- [DIRECTIONS FOR THIS TASK]:
Could you edit the stretch of the Indiana Right to Work article from "The Key Provisions" through "Class A Misdemeanor.", giving it again with "labor organization" changed to "labor union" wherever it appears?

- [SOURCE TEXT]:
--- Begin ---

Posted on February 1, 2012 in Health Law News

Written by: Stephen W. Lyman

February 1, 2012 Right to Work Becomes Law in Indiana On February 1, 2012, Indiana became the 23rd state to enact “Right to Work” with Governor Mitch Daniels’ signature on House Bill 1001 after it passed the Senate by a vote of 28 to 22. This Right to Work law has been a long time coming and will likely spur a great deal of debate as the November elections approach.

The Key Provisions of the Indiana Right to Work Law

The law applies to private employers with one or more employees.

  • Governmental employers and employees are not covered.
  • A person cannot be compelled to become or remain a member of a labor organization or to pay dues or the equivalent of dues to a third party or charity as a condition of employment.
  • Any contract, agreement or practice between an employer and a labor organization that does compel membership or dues payments is unlawful and void.
  • A person who knowingly or intentionally, directly or indirectly violates the law commits a Class A Misdemeanor.
  • The law will be enforced by the county prosecuting attorney where a court can award actual damages or liquidated damages of $1,000, whichever is greater, plus other remedies.
  • The law does apply to a written or oral contract or agreement entered into, modified, renewed or extended after March 14, 2012.
  • The law does not apply to or abrogate a written or oral contract or agreement in effect on March 14, 2012.
  • The passage of Right to Work in Indiana will have many practical implications for employers that currently are unionized and for those that are not.

Important Practical Considerations for Indiana Employers

  • Employers with collective bargaining agreements (CBAs) should review notice of termination provisions of the CBA to ensure that the CBA and the Union Security Clause do not extend after CBA termination.
  • Employees may have to follow union bylaws to resign from the union. They may have to provide advance notice; be current on dues and assessments; consider possible loss of union pension when no longer a union member; and the employee may have to pay an initiation fee if the employee rejoins the union later.
  • The law may weaken an employer argument against joining a union – in other words, the cost of dues, fees assessments, initiation fees and union rules.
  • The law may make it easier for an employee to vote for union if it doesn’t cost anything.
  • The law may provide a possible opening for peer and union pressure tactics to sign authorization cards since it doesn’t mean they have to join the union.
  • Employees should be aware that the cards they may sign may be applications to become union members, which is permitted if voluntary and not compelled as a condition of employment.

--- End ---

- [RECORDS PROVIDED]:
--- Begin ---

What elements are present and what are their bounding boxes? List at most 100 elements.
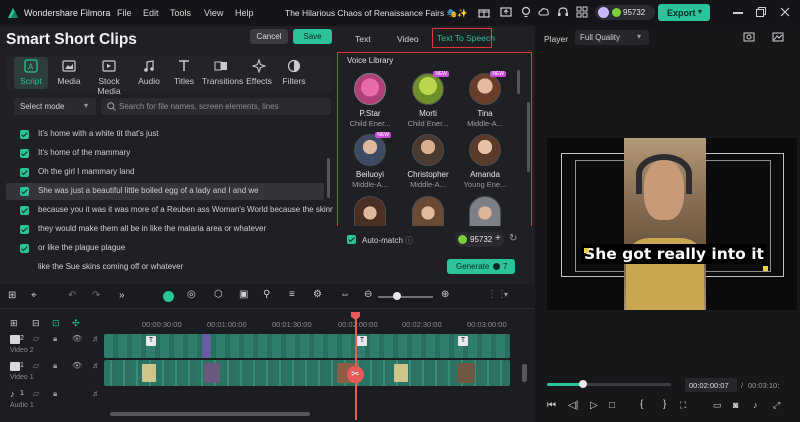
tab-video[interactable]: Video	[397, 34, 419, 44]
magnet-snap-icon[interactable]	[163, 291, 174, 302]
list-item[interactable]: because you it was it was more of a Reub…	[6, 202, 333, 219]
checkbox[interactable]	[20, 244, 29, 253]
info-icon[interactable]: ⓘ	[405, 235, 413, 246]
clip-handle[interactable]	[202, 334, 210, 358]
voice-card[interactable]: NEW Morti Child Ener...	[400, 71, 456, 128]
lock-icon[interactable]: 🔒︎	[53, 361, 57, 371]
step-back-icon[interactable]: ◁|	[568, 400, 578, 411]
menu-edit[interactable]: Edit	[143, 8, 159, 18]
voice-avatar-partial[interactable]	[412, 196, 444, 226]
display-icon[interactable]: ▭	[713, 400, 722, 411]
caption-overlay[interactable]: She got really into it	[581, 244, 767, 271]
video-1-clips[interactable]	[104, 360, 510, 386]
tool-filters[interactable]: Filters	[275, 59, 313, 86]
ai-tools-icon[interactable]: ⚙	[313, 289, 322, 300]
scrollbar[interactable]	[517, 70, 520, 94]
voice-card[interactable]: NEW Beiluoyi Middle-A...	[342, 132, 398, 189]
lightbulb-icon[interactable]	[520, 6, 532, 18]
redo-icon[interactable]: ↷	[92, 290, 100, 301]
more-tools-icon[interactable]: »	[119, 290, 125, 301]
checkbox[interactable]	[20, 168, 29, 177]
tool-titles[interactable]: Titles	[165, 59, 203, 86]
list-item-selected[interactable]: She was just a beautiful little boiled e…	[6, 183, 324, 200]
list-item[interactable]: like the Sue skins coming off or whateve…	[6, 259, 324, 276]
clip-thumbnail[interactable]	[204, 363, 220, 383]
audio-link-icon[interactable]: ⊡	[52, 318, 60, 329]
voice-card[interactable]: NEW Tina Middle-A...	[457, 71, 513, 128]
auto-ripple-icon[interactable]: ✣	[72, 318, 80, 329]
list-item[interactable]: Oh the girl I mammary land	[6, 164, 324, 181]
clip-thumbnail[interactable]	[142, 364, 156, 382]
fit-icon[interactable]: ⇔	[340, 289, 350, 300]
scrollbar[interactable]	[527, 102, 530, 172]
tool-stock-media[interactable]: Stock Media	[87, 59, 131, 96]
chevron-down-icon[interactable]: ▾	[504, 290, 508, 299]
cancel-button[interactable]: Cancel	[250, 29, 288, 44]
caption-icon[interactable]: ≡	[289, 289, 295, 300]
zoom-in-icon[interactable]: ⊕	[441, 289, 449, 300]
checkbox[interactable]	[20, 206, 29, 215]
minimize-icon[interactable]	[733, 12, 743, 14]
select-tool-icon[interactable]: ⌖	[31, 290, 37, 301]
voice-avatar-partial[interactable]	[469, 196, 501, 226]
list-item[interactable]: or like the plague plague	[6, 240, 324, 257]
lock-icon[interactable]: 🔒︎	[53, 389, 57, 399]
tool-script[interactable]: A Script	[12, 59, 50, 86]
export-button[interactable]: Export ▾	[658, 4, 710, 21]
microphone-icon[interactable]: ⚲	[263, 289, 270, 300]
voice-avatar-partial[interactable]	[354, 196, 386, 226]
folder-icon[interactable]: ▱	[33, 334, 39, 343]
search-input[interactable]: Search for file names, screen elements, …	[101, 98, 331, 115]
restore-icon[interactable]	[756, 7, 766, 17]
zoom-slider[interactable]	[378, 296, 433, 298]
close-icon[interactable]	[780, 7, 790, 17]
progress-knob[interactable]	[578, 380, 587, 388]
eye-icon[interactable]: 👁︎	[72, 361, 82, 370]
expand-icon[interactable]: ⤢	[773, 400, 780, 411]
horizontal-scrollbar[interactable]	[110, 412, 310, 416]
menu-help[interactable]: Help	[235, 8, 254, 18]
eye-icon[interactable]: 👁︎	[72, 334, 82, 343]
clip-thumbnail[interactable]	[457, 363, 475, 383]
add-icon[interactable]: +	[495, 233, 501, 244]
mark-in-icon[interactable]: {	[640, 399, 643, 410]
clip-thumbnail[interactable]	[394, 364, 408, 382]
audio-icon[interactable]: ♬	[92, 334, 100, 343]
caption-handle[interactable]	[763, 266, 768, 271]
select-mode-dropdown[interactable]: Select mode ▾	[14, 98, 96, 115]
folder-icon[interactable]: ▱	[33, 361, 39, 370]
snapshot-icon[interactable]	[743, 31, 755, 43]
generate-button[interactable]: Generate 7	[447, 259, 515, 274]
render-icon[interactable]: ◎	[187, 289, 196, 300]
list-item[interactable]: It's home with a white tit that's just	[6, 126, 324, 143]
undo-icon[interactable]: ↶	[68, 290, 76, 301]
menu-view[interactable]: View	[204, 8, 223, 18]
prev-frame-icon[interactable]: ⏮	[547, 400, 556, 411]
headset-icon[interactable]	[557, 6, 569, 18]
camera-icon[interactable]: ◙	[733, 400, 738, 410]
zoom-out-icon[interactable]: ⊖	[364, 289, 372, 300]
add-track-icon[interactable]: ⊞	[10, 318, 18, 329]
playback-progress[interactable]	[547, 380, 671, 388]
list-item[interactable]: they would make them all be in like the …	[6, 221, 324, 238]
folder-icon[interactable]: ▱	[33, 389, 39, 398]
tool-transitions[interactable]: Transitions	[202, 59, 243, 86]
credits-badge[interactable]: 95732	[595, 5, 655, 20]
auto-match-checkbox[interactable]	[347, 235, 356, 244]
scrollbar[interactable]	[522, 364, 527, 382]
title-clip-marker[interactable]: T	[146, 336, 156, 346]
tool-audio[interactable]: Audio	[130, 59, 168, 86]
checkbox[interactable]	[20, 187, 29, 196]
tool-effects[interactable]: Effects	[240, 59, 278, 86]
tool-media[interactable]: Media	[50, 59, 88, 86]
checkbox[interactable]	[20, 149, 29, 158]
zoom-knob[interactable]	[393, 292, 401, 300]
upload-icon[interactable]	[500, 6, 512, 18]
quality-dropdown[interactable]: Full Quality ▾	[575, 30, 649, 45]
gift-icon[interactable]	[478, 6, 490, 18]
grid-apps-icon[interactable]	[576, 6, 588, 18]
voice-card[interactable]: P.Star Child Ener...	[342, 73, 398, 128]
play-icon[interactable]: ▷	[590, 400, 598, 411]
list-item[interactable]: It's home of the mammary	[6, 145, 324, 162]
stop-icon[interactable]: □	[609, 400, 615, 411]
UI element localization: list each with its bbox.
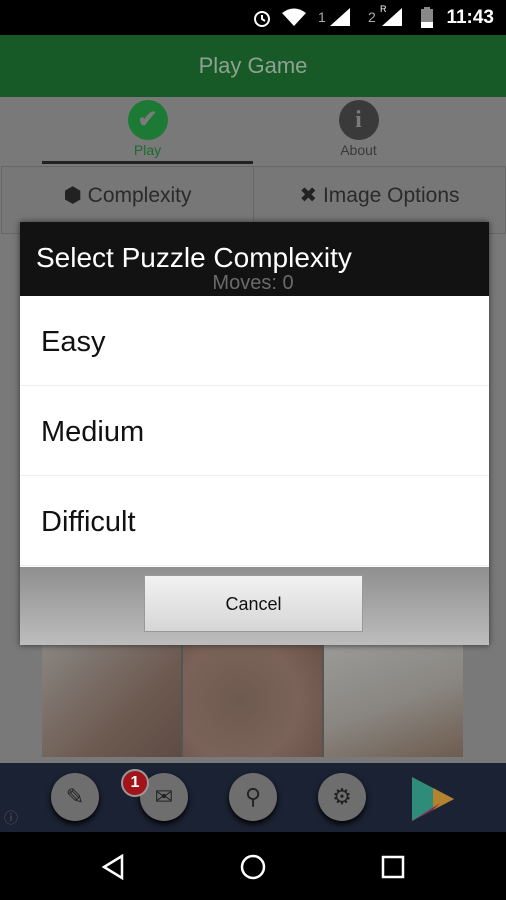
app-bar-title: Play Game [0, 35, 506, 97]
home-icon[interactable] [240, 854, 266, 880]
puzzle-tile[interactable] [183, 645, 322, 757]
wifi-icon [282, 8, 306, 26]
ad-info-icon[interactable]: ⓘ [4, 808, 18, 828]
option-easy[interactable]: Easy [20, 296, 489, 386]
option-difficult[interactable]: Difficult [20, 476, 489, 566]
dialog-title: Select Puzzle Complexity [20, 222, 489, 296]
status-bar: 1 2 R 11:43 [0, 0, 506, 35]
sim1-label: 1 [318, 9, 326, 25]
puzzle-tile[interactable] [42, 645, 181, 757]
search-icon[interactable]: ⚲ [229, 773, 277, 821]
edit-icon[interactable]: ✎ [51, 773, 99, 821]
battery-icon [421, 7, 433, 28]
button-label: Image Options [322, 184, 460, 207]
tab-indicator [42, 161, 253, 164]
back-icon[interactable] [100, 854, 126, 880]
button-label: Complexity [87, 184, 192, 207]
play-store-icon[interactable] [410, 775, 456, 823]
cancel-button[interactable]: Cancel [144, 575, 363, 632]
complexity-dialog: Select Puzzle Complexity Easy Medium Dif… [20, 222, 489, 645]
navigation-bar [0, 832, 506, 900]
signal-icon [382, 8, 402, 26]
tab-label: About [340, 142, 377, 158]
notification-badge: 1 [121, 769, 149, 797]
ad-banner[interactable]: ⓘ ✎ ✉ ⚲ ⚙ [0, 763, 506, 832]
cube-icon: ⬢ [63, 184, 82, 207]
option-medium[interactable]: Medium [20, 386, 489, 476]
sim2-label: 2 [368, 9, 376, 25]
signal-icon [330, 8, 350, 26]
clock: 11:43 [446, 7, 494, 28]
puzzle-grid [42, 645, 463, 757]
check-circle-icon: ✔ [127, 100, 168, 140]
gear-icon[interactable]: ⚙ [318, 773, 366, 821]
puzzle-tile[interactable] [324, 645, 463, 757]
tab-about[interactable]: i About [232, 97, 485, 165]
info-icon: i [338, 100, 379, 140]
dialog-footer: Cancel [20, 567, 489, 645]
recents-icon[interactable] [381, 855, 405, 879]
tools-icon: ✖ [299, 184, 318, 207]
alarm-icon [254, 11, 270, 27]
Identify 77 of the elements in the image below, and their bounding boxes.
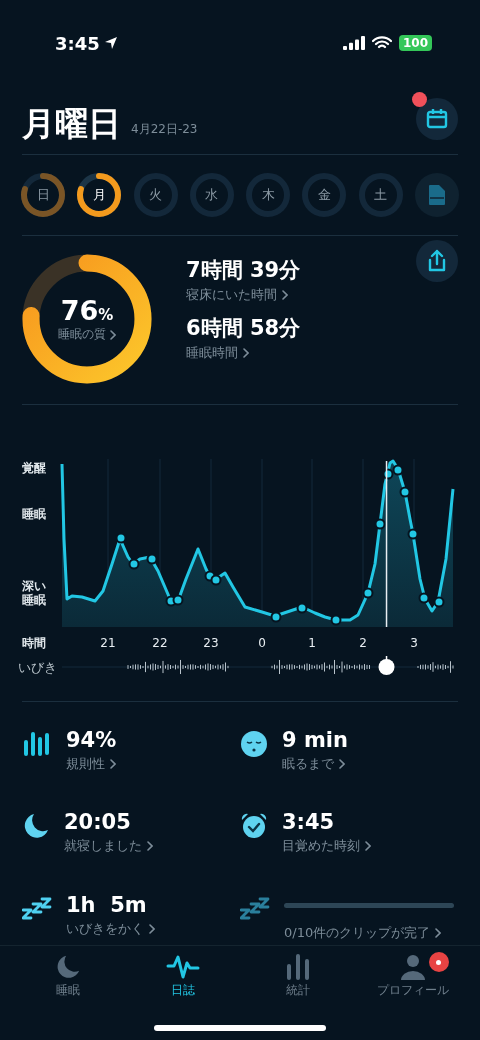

--- End ---

- [ANSWER TO THIS EXERCISE]:
The Key Provisions of the Indiana Right to Work Law

The law applies to private employers with one or more employees.

  • Governmental employers and employees are not covered.
  • A person cannot be compelled to become or remain a member of a labor union or to pay dues or the equivalent of dues to a third party or charity as a condition of employment.
  • Any contract, agreement or practice between an employer and a labor union that does compel membership or dues payments is unlawful and void.
  • A person who knowingly or intentionally, directly or indirectly violates the law commits a Class A Misdemeanor.